En ambos casos se aprecia que el país objetivo en cuestión está sometido a violaciones de su soberanía. Sin embargo, las violaciones de la soberanía nacional requieren no tener en cuenta la Carta de las Naciones Unidas y siglos de derecho internacional bien asentado.

La respuesta a esto, a menudo dada por quienes apoyan la intervención, es que la soberanía nacional no es absoluta, sino que se pierde cuando un régimen se comporta de tal manera que incluya violaciones de los derechos humanos.

Sin embargo, la creciente popularidad y uso de razones ostensiblemente humanitarias para violar la soberanía nacional no ha hecho más que destacarnos lo importante que ha sido durante mucho tiempo esa soberanía como factor limitador del poder de los estados grandes a favor de los pequeños. La desintegración de la soberanía amenaza con eliminar estos límites.

Después de todo, los estados grandes (especialmente las potencias hegemónicas como Estados Unidos, Rusia y China) raramente deben apoyarse en apelaciones a las protecciones jurídicas ofrecidas por el concepto de soberanía. Estos estados grandes tienen de facto soberanía en casi cualquier momento, debido a sus enormes capacidades militares.

Las apelaciones a la soberanía en su sentido legal son más del entorno de los estados más pequeños y más débiles, que deben apelar a conceptos tanto ideológicos como legales como protección contra aquellos estados que una capacidad militar mucho mayor.

Así que no debería sorprendernos que a medida que la soberanía va quedando en la parte de atrás frente a preocupaciones humanitarias declaradas de los estados más grandes, los estados pequeños se encuentren a merced de esos estados más poderosos. Las implicaciones para el sistema internacional son importantes.

El problema histórico de la soberanía

Hoy en día, cuando se discuta el problema de la soberanía, la mayoría tiende a destacar la importancia de la soberanía como refuerzo del poder de un régimen dentro de sus fronteras. En la jerga de los historiadores del estado, un estado verdaderamente soberano ejercita un monopolio sobre los medios de coacción dentro de su territorio. (Por supuesto, esto es cierto mientras reconozcamos el hecho de que las verdaderas confederaciones y sistemas federales permiten una soberanía compartida dentro de sus fronteras).

Es al sistema “westfaliano” de estados soberanos al que estamos acostumbrados la mayoría de las personas modernas. Desde el siglo XVII, el sistema internacional de estados soberanos se ha construido sobre la idea de estados soberanos que son todos (al menos sobre el papel) “judicialmente iguales”. Es decir, cada estado es tan soberano como cualquier otro.

Aunque el sistema estatal moderno tiene sus desventajas (como otras formas de organización internacional antes de él, como las ligas de ciudades y los estados feudales) también tiene sus ventajas tanto para los estados como para sus ciudadanos. Según Hendrik Spruyt, estas ventajas incluyen:

  • “Las jurisdicciones respectivas pueden especificarse con precisión mediante acuerdos de fronteras fijas”.
  • Los estados pueden “especificar con precisión quiénes son sus ciudadanos”.
  • “Las fronteras permiten a las soberanías especificar límites a su autoridad”.

Registros dados:
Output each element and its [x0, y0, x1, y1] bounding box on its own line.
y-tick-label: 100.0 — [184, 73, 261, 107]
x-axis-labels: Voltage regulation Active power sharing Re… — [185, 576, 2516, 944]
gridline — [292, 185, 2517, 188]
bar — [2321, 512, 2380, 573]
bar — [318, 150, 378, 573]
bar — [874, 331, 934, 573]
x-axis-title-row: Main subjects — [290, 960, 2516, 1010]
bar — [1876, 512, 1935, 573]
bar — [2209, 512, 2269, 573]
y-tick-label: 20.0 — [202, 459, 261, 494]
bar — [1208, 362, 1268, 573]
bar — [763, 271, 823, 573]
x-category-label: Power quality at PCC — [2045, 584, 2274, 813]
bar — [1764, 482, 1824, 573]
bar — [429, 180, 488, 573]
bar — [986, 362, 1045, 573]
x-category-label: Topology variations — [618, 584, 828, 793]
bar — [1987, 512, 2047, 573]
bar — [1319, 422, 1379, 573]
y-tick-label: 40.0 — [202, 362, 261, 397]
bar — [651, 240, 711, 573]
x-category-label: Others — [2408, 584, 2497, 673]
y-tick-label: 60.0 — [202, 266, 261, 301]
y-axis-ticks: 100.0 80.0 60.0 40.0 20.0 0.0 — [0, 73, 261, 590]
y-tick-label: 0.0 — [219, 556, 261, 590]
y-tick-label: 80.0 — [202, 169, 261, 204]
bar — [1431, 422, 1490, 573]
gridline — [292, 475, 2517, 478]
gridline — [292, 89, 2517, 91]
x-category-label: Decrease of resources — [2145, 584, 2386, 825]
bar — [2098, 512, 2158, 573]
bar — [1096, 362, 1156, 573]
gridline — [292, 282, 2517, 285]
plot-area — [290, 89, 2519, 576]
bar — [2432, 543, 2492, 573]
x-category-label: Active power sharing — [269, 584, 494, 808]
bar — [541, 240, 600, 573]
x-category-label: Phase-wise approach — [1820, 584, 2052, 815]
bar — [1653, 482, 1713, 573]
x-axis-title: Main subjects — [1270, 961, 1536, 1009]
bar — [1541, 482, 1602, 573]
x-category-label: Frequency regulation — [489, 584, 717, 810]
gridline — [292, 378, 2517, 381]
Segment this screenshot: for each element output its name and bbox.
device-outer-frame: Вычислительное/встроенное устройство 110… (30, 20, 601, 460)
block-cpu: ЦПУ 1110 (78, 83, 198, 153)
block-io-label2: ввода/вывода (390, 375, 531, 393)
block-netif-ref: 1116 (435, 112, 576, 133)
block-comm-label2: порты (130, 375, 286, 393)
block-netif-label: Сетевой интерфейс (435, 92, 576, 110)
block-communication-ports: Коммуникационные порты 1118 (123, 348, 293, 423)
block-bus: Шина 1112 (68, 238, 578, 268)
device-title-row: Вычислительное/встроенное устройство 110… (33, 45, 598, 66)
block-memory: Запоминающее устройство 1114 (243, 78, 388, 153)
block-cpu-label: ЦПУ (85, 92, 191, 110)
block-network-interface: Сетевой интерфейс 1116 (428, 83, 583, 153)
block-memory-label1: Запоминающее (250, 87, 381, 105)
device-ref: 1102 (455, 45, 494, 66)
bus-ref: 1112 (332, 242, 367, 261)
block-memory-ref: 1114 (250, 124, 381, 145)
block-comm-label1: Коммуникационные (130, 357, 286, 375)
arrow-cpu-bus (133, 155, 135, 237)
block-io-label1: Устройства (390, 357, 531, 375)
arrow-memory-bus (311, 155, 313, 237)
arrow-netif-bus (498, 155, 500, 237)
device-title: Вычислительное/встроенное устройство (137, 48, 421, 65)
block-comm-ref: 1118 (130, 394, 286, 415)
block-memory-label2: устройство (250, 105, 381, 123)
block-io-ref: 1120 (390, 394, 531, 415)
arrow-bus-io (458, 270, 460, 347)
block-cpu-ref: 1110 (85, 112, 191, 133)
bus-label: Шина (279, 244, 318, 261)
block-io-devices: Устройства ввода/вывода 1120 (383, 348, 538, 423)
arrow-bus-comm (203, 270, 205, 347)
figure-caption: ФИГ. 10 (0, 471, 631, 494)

Tareas del ejercicio:
a) Copia del texto sobre la soberanía el tramo que va de "Hoy en día, cuando" a "como cualquier otro.".
b) En el texto sobre la soberanía, ¿qué potencias hegemónicas se dan como ejemplo de estados grandes?
Los registros son un material aparte del texto.

Respuestas:
a)
Hoy en día, cuando se discuta el problema de la soberanía, la mayoría tiende a destacar la importancia de la soberanía como refuerzo del poder de un régimen dentro de sus fronteras. En la jerga de los historiadores del estado, un estado verdaderamente soberano ejercita un monopolio sobre los medios de coacción dentro de su territorio. (Por supuesto, esto es cierto mientras reconozcamos el hecho de que las verdaderas confederaciones y sistemas federales permiten una soberanía compartida dentro de sus fronteras).

Es al sistema “westfaliano” de estados soberanos al que estamos acostumbrados la mayoría de las personas modernas. Desde el siglo XVII, el sistema internacional de estados soberanos se ha construido sobre la idea de estados soberanos que son todos (al menos sobre el papel) “judicialmente iguales”. Es decir, cada estado es tan soberano como cualquier otro.

b) Estados Unidos, Rusia y China.